• _Task description_: Check every line below for the word "Grado" and copy each one that has it.

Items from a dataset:
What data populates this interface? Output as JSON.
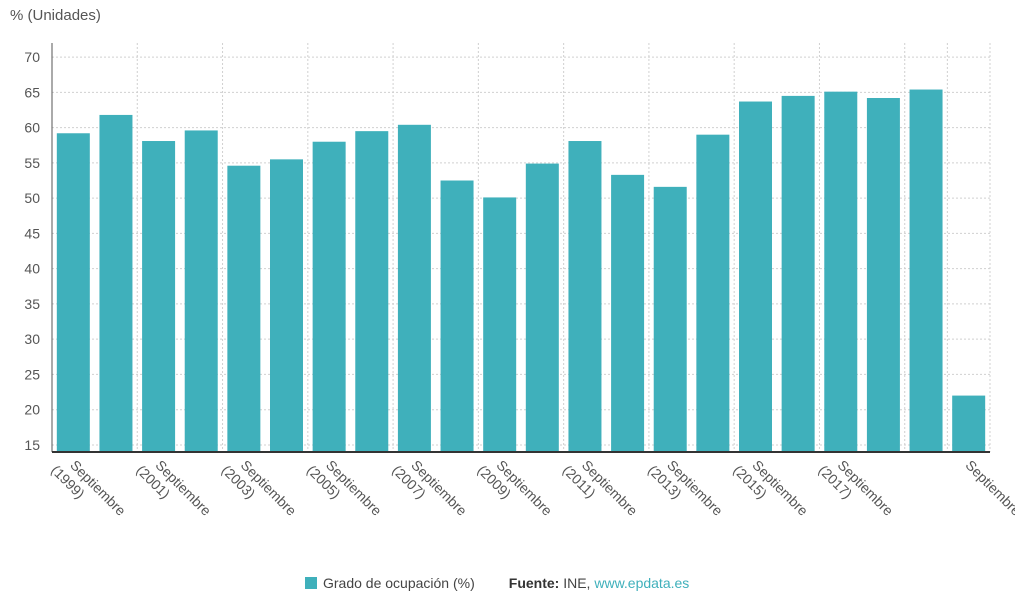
{
  "chart_data": {
    "type": "bar",
    "ylabel": "% (Unidades)",
    "ylim": [
      14,
      72
    ],
    "yticks": [
      15,
      20,
      25,
      30,
      35,
      40,
      45,
      50,
      55,
      60,
      65,
      70
    ],
    "grid": true,
    "bar_color": "#3fb0bb",
    "categories": [
      "Septiembre (1999)",
      "",
      "Septiembre (2001)",
      "",
      "Septiembre (2003)",
      "",
      "Septiembre (2005)",
      "",
      "Septiembre (2007)",
      "",
      "Septiembre (2009)",
      "",
      "Septiembre (2011)",
      "",
      "Septiembre (2013)",
      "",
      "Septiembre (2015)",
      "",
      "Septiembre (2017)",
      "",
      "",
      "Septiembre"
    ],
    "tick_labels": [
      {
        "index": 0,
        "lines": [
          "Septiembre",
          "(1999)"
        ]
      },
      {
        "index": 2,
        "lines": [
          "Septiembre",
          "(2001)"
        ]
      },
      {
        "index": 4,
        "lines": [
          "Septiembre",
          "(2003)"
        ]
      },
      {
        "index": 6,
        "lines": [
          "Septiembre",
          "(2005)"
        ]
      },
      {
        "index": 8,
        "lines": [
          "Septiembre",
          "(2007)"
        ]
      },
      {
        "index": 10,
        "lines": [
          "Septiembre",
          "(2009)"
        ]
      },
      {
        "index": 12,
        "lines": [
          "Septiembre",
          "(2011)"
        ]
      },
      {
        "index": 14,
        "lines": [
          "Septiembre",
          "(2013)"
        ]
      },
      {
        "index": 16,
        "lines": [
          "Septiembre",
          "(2015)"
        ]
      },
      {
        "index": 18,
        "lines": [
          "Septiembre",
          "(2017)"
        ]
      },
      {
        "index": 21,
        "lines": [
          "Septiembre"
        ]
      }
    ],
    "series": [
      {
        "name": "Grado de ocupación (%)",
        "values": [
          59.2,
          61.8,
          58.1,
          59.6,
          54.6,
          55.5,
          58.0,
          59.5,
          60.4,
          52.5,
          50.1,
          54.9,
          58.1,
          53.3,
          51.6,
          59.0,
          63.7,
          64.5,
          65.1,
          64.2,
          65.4,
          22.0
        ]
      }
    ],
    "legend_position": "bottom"
  },
  "legend": {
    "series_label": "Grado de ocupación (%)",
    "color": "#3fb0bb"
  },
  "source": {
    "label": "Fuente:",
    "text": " INE, ",
    "link": "www.epdata.es"
  }
}
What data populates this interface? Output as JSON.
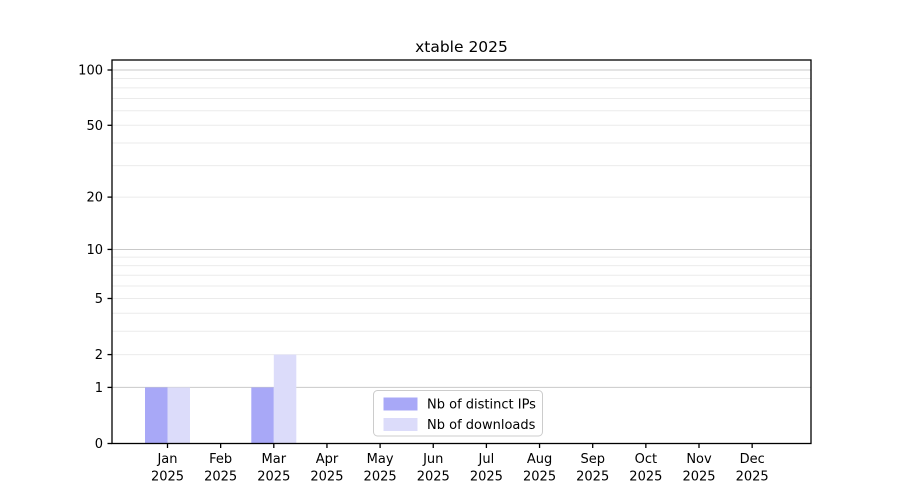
{
  "figure": {
    "title": "xtable 2025"
  },
  "chart_data": {
    "type": "bar",
    "title": "xtable 2025",
    "categories": [
      "Jan",
      "Feb",
      "Mar",
      "Apr",
      "May",
      "Jun",
      "Jul",
      "Aug",
      "Sep",
      "Oct",
      "Nov",
      "Dec"
    ],
    "category_year": "2025",
    "series": [
      {
        "name": "Nb of distinct IPs",
        "color": "#a8a8f7",
        "values": [
          1,
          0,
          1,
          0,
          0,
          0,
          0,
          0,
          0,
          0,
          0,
          0
        ]
      },
      {
        "name": "Nb of downloads",
        "color": "#dcdcfa",
        "values": [
          1,
          0,
          2,
          0,
          0,
          0,
          0,
          0,
          0,
          0,
          0,
          0
        ]
      }
    ],
    "yticks": [
      0,
      1,
      2,
      5,
      10,
      20,
      50,
      100
    ],
    "minor_grid_values": [
      2,
      3,
      4,
      5,
      6,
      7,
      8,
      9,
      20,
      30,
      40,
      50,
      60,
      70,
      80,
      90
    ],
    "major_grid_values": [
      1,
      10,
      100
    ],
    "ylim": [
      0,
      100
    ],
    "yscale": "log1p",
    "grid": true,
    "legend_position": "lower center inside",
    "colors": {
      "bar_ips": "#a8a8f7",
      "bar_downloads": "#dcdcfa",
      "major_grid": "#c9c9c9",
      "minor_grid": "#ebebeb",
      "frame": "#000000",
      "legend_border": "#cccccc",
      "background": "#ffffff"
    }
  }
}
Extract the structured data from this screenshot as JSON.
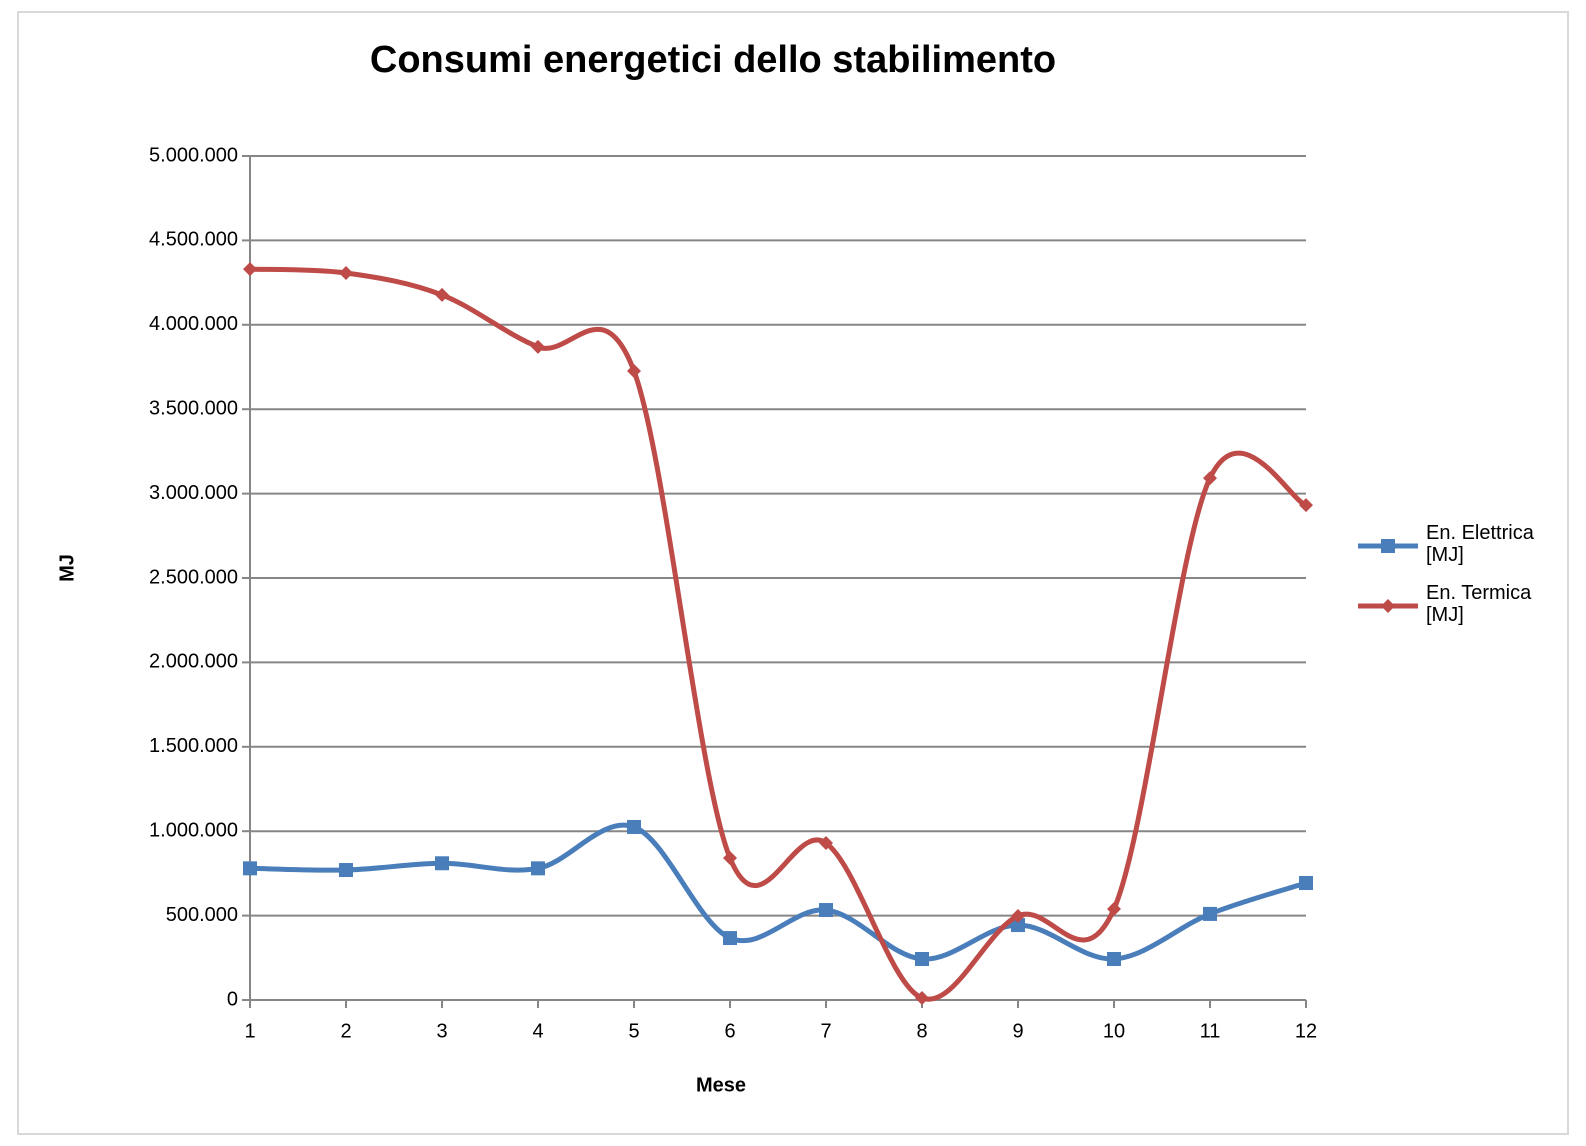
{
  "chart_data": {
    "type": "line",
    "title": "Consumi energetici dello stabilimento",
    "x_label": "Mese",
    "y_label": "MJ",
    "x": [
      1,
      2,
      3,
      4,
      5,
      6,
      7,
      8,
      9,
      10,
      11,
      12
    ],
    "xlim": [
      1,
      12
    ],
    "xticks": [
      1,
      2,
      3,
      4,
      5,
      6,
      7,
      8,
      9,
      10,
      11,
      12
    ],
    "ylim": [
      0,
      5000000
    ],
    "yticks": [
      0,
      {
        "value": 500000,
        "label": "500.000"
      },
      {
        "value": 1000000,
        "label": "1.000.000"
      },
      {
        "value": 1500000,
        "label": "1.500.000"
      },
      {
        "value": 2000000,
        "label": "2.000.000"
      },
      {
        "value": 2500000,
        "label": "2.500.000"
      },
      {
        "value": 3000000,
        "label": "3.000.000"
      },
      {
        "value": 3500000,
        "label": "3.500.000"
      },
      {
        "value": 4000000,
        "label": "4.000.000"
      },
      {
        "value": 4500000,
        "label": "4.500.000"
      },
      {
        "value": 5000000,
        "label": "5.000.000"
      }
    ],
    "grid": true,
    "smooth": true,
    "legend": "right",
    "series": [
      {
        "name": "En. Elettrica [MJ]",
        "color": "#4a7ebb",
        "marker": "square",
        "values": [
          780000,
          770000,
          810000,
          780000,
          1025000,
          367000,
          533000,
          243000,
          444000,
          243000,
          510000,
          693000
        ]
      },
      {
        "name": "En. Termica [MJ]",
        "color": "#be4b48",
        "marker": "diamond",
        "values": [
          4330000,
          4307000,
          4177000,
          3869000,
          3726000,
          841000,
          930000,
          12000,
          498000,
          539000,
          3092000,
          2932000
        ]
      }
    ]
  }
}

• _Reply_:
        "name": "Grado de ocupación (%)",
    "series_label": "Grado de ocupación (%)",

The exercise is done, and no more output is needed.